JOB
Reproduce the listing word for word. Skip any image.

Chart and figure data
** begin **
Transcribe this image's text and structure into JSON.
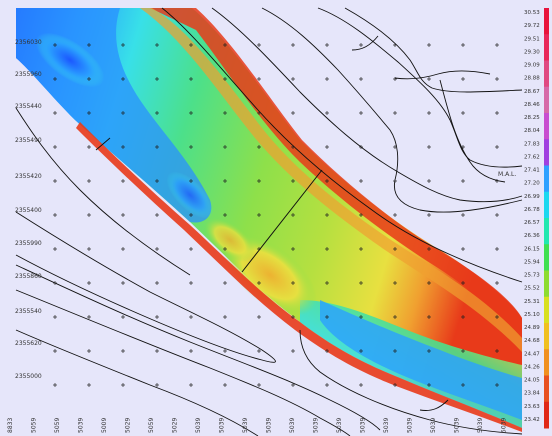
{
  "map": {
    "background_color": "#e6e6fa",
    "contour_color": "#111111",
    "grid_marker_color": "#222222",
    "terrain_colors": [
      "#1a3cff",
      "#2aa0ff",
      "#38e0e8",
      "#4ce08a",
      "#8ee04a",
      "#e8e040",
      "#f0a030",
      "#e83a1a"
    ],
    "y_labels": [
      "2356030",
      "2355960",
      "2355440",
      "2355490",
      "2355420",
      "2355400",
      "2355990",
      "2355860",
      "2355540",
      "2355620",
      "2355000"
    ],
    "x_labels": [
      "8833",
      "5059",
      "5059",
      "5039",
      "5009",
      "5029",
      "5059",
      "5029",
      "5039",
      "5039",
      "5039",
      "5039",
      "5039",
      "5039",
      "5039",
      "5039",
      "5039",
      "5039",
      "5039",
      "5039",
      "5039",
      "5039",
      "5039"
    ],
    "callout_text": "M.A.L.",
    "legend": {
      "colors": [
        "#e8143c",
        "#e8285a",
        "#e04a82",
        "#d66aa8",
        "#c84ed0",
        "#a040e0",
        "#2ea0ff",
        "#1cd8f0",
        "#22e8b0",
        "#40e050",
        "#8edc30",
        "#d8e020",
        "#f0c020",
        "#f09020",
        "#e85020",
        "#e02818"
      ],
      "labels": [
        "30.53",
        "29.72",
        "29.51",
        "29.30",
        "29.09",
        "28.88",
        "28.67",
        "28.46",
        "28.25",
        "28.04",
        "27.83",
        "27.62",
        "27.41",
        "27.20",
        "26.99",
        "26.78",
        "26.57",
        "26.36",
        "26.15",
        "25.94",
        "25.73",
        "25.52",
        "25.31",
        "25.10",
        "24.89",
        "24.68",
        "24.47",
        "24.26",
        "24.05",
        "23.84",
        "23.63",
        "23.42"
      ]
    }
  }
}
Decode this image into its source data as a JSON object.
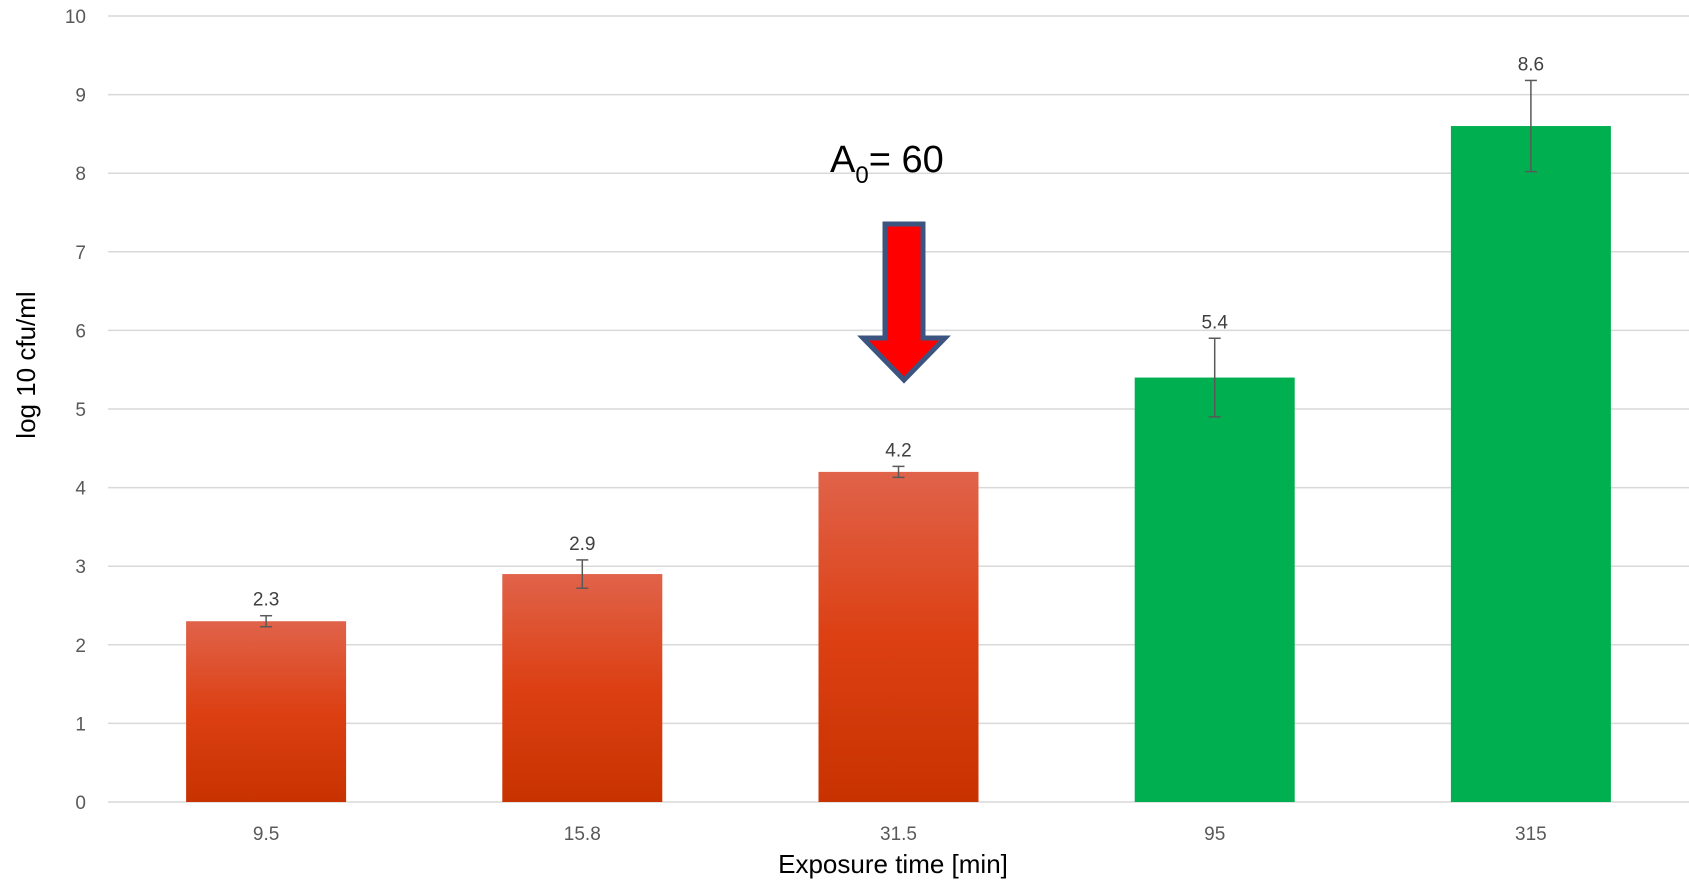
{
  "chart_data": {
    "type": "bar",
    "title": "",
    "xlabel": "Exposure time [min]",
    "ylabel": "log 10 cfu/ml",
    "ylim": [
      0,
      10
    ],
    "yticks": [
      "0",
      "1",
      "2",
      "3",
      "4",
      "5",
      "6",
      "7",
      "8",
      "9",
      "10"
    ],
    "grid": true,
    "categories": [
      "9.5",
      "15.8",
      "31.5",
      "95",
      "315"
    ],
    "values": [
      2.3,
      2.9,
      4.2,
      5.4,
      8.6
    ],
    "data_labels": [
      "2.3",
      "2.9",
      "4.2",
      "5.4",
      "8.6"
    ],
    "errors": [
      0.07,
      0.18,
      0.07,
      0.5,
      0.58
    ],
    "bar_colors": [
      "red-gradient",
      "red-gradient",
      "red-gradient",
      "#00b050",
      "#00b050"
    ],
    "colors": {
      "red_top": "#e0634a",
      "red_mid": "#dc4013",
      "red_bottom": "#c83200",
      "green": "#00b050",
      "arrow_fill": "#ff0000",
      "arrow_stroke": "#3b5580",
      "grid": "#d9d9d9"
    },
    "annotation": {
      "main": "A",
      "sub": "0",
      "rest": "= 60",
      "arrow_icon": "down-arrow-icon",
      "category_index": 2
    }
  }
}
** end **
ANSWER FOR THIS EXERCISE
Transcribe this image's text and structure into JSON.
{
  "map": {
    "background_color": "#e6e6fa",
    "contour_color": "#111111",
    "grid_marker_color": "#222222",
    "terrain_colors": [
      "#1a3cff",
      "#2aa0ff",
      "#38e0e8",
      "#4ce08a",
      "#8ee04a",
      "#e8e040",
      "#f0a030",
      "#e83a1a"
    ],
    "y_labels": [
      "2356030",
      "2355960",
      "2355440",
      "2355490",
      "2355420",
      "2355400",
      "2355990",
      "2355860",
      "2355540",
      "2355620",
      "2355000"
    ],
    "x_labels": [
      "8833",
      "5059",
      "5059",
      "5039",
      "5009",
      "5029",
      "5059",
      "5029",
      "5039",
      "5039",
      "5039",
      "5039",
      "5039",
      "5039",
      "5039",
      "5039",
      "5039",
      "5039",
      "5039",
      "5039",
      "5039",
      "5039",
      "5039"
    ],
    "callout_text": "M.A.L.",
    "legend": {
      "colors": [
        "#e8143c",
        "#e8285a",
        "#e04a82",
        "#d66aa8",
        "#c84ed0",
        "#a040e0",
        "#2ea0ff",
        "#1cd8f0",
        "#22e8b0",
        "#40e050",
        "#8edc30",
        "#d8e020",
        "#f0c020",
        "#f09020",
        "#e85020",
        "#e02818"
      ],
      "labels": [
        "30.53",
        "29.72",
        "29.51",
        "29.30",
        "29.09",
        "28.88",
        "28.67",
        "28.46",
        "28.25",
        "28.04",
        "27.83",
        "27.62",
        "27.41",
        "27.20",
        "26.99",
        "26.78",
        "26.57",
        "26.36",
        "26.15",
        "25.94",
        "25.73",
        "25.52",
        "25.31",
        "25.10",
        "24.89",
        "24.68",
        "24.47",
        "24.26",
        "24.05",
        "23.84",
        "23.63",
        "23.42"
      ]
    }
  }
}
Decode this image into its source data as a JSON object.
{
  "chart_data": {
    "type": "bar",
    "title": "",
    "xlabel": "Exposure time [min]",
    "ylabel": "log 10 cfu/ml",
    "ylim": [
      0,
      10
    ],
    "yticks": [
      "0",
      "1",
      "2",
      "3",
      "4",
      "5",
      "6",
      "7",
      "8",
      "9",
      "10"
    ],
    "grid": true,
    "categories": [
      "9.5",
      "15.8",
      "31.5",
      "95",
      "315"
    ],
    "values": [
      2.3,
      2.9,
      4.2,
      5.4,
      8.6
    ],
    "data_labels": [
      "2.3",
      "2.9",
      "4.2",
      "5.4",
      "8.6"
    ],
    "errors": [
      0.07,
      0.18,
      0.07,
      0.5,
      0.58
    ],
    "bar_colors": [
      "red-gradient",
      "red-gradient",
      "red-gradient",
      "#00b050",
      "#00b050"
    ],
    "colors": {
      "red_top": "#e0634a",
      "red_mid": "#dc4013",
      "red_bottom": "#c83200",
      "green": "#00b050",
      "arrow_fill": "#ff0000",
      "arrow_stroke": "#3b5580",
      "grid": "#d9d9d9"
    },
    "annotation": {
      "main": "A",
      "sub": "0",
      "rest": "= 60",
      "arrow_icon": "down-arrow-icon",
      "category_index": 2
    }
  }
}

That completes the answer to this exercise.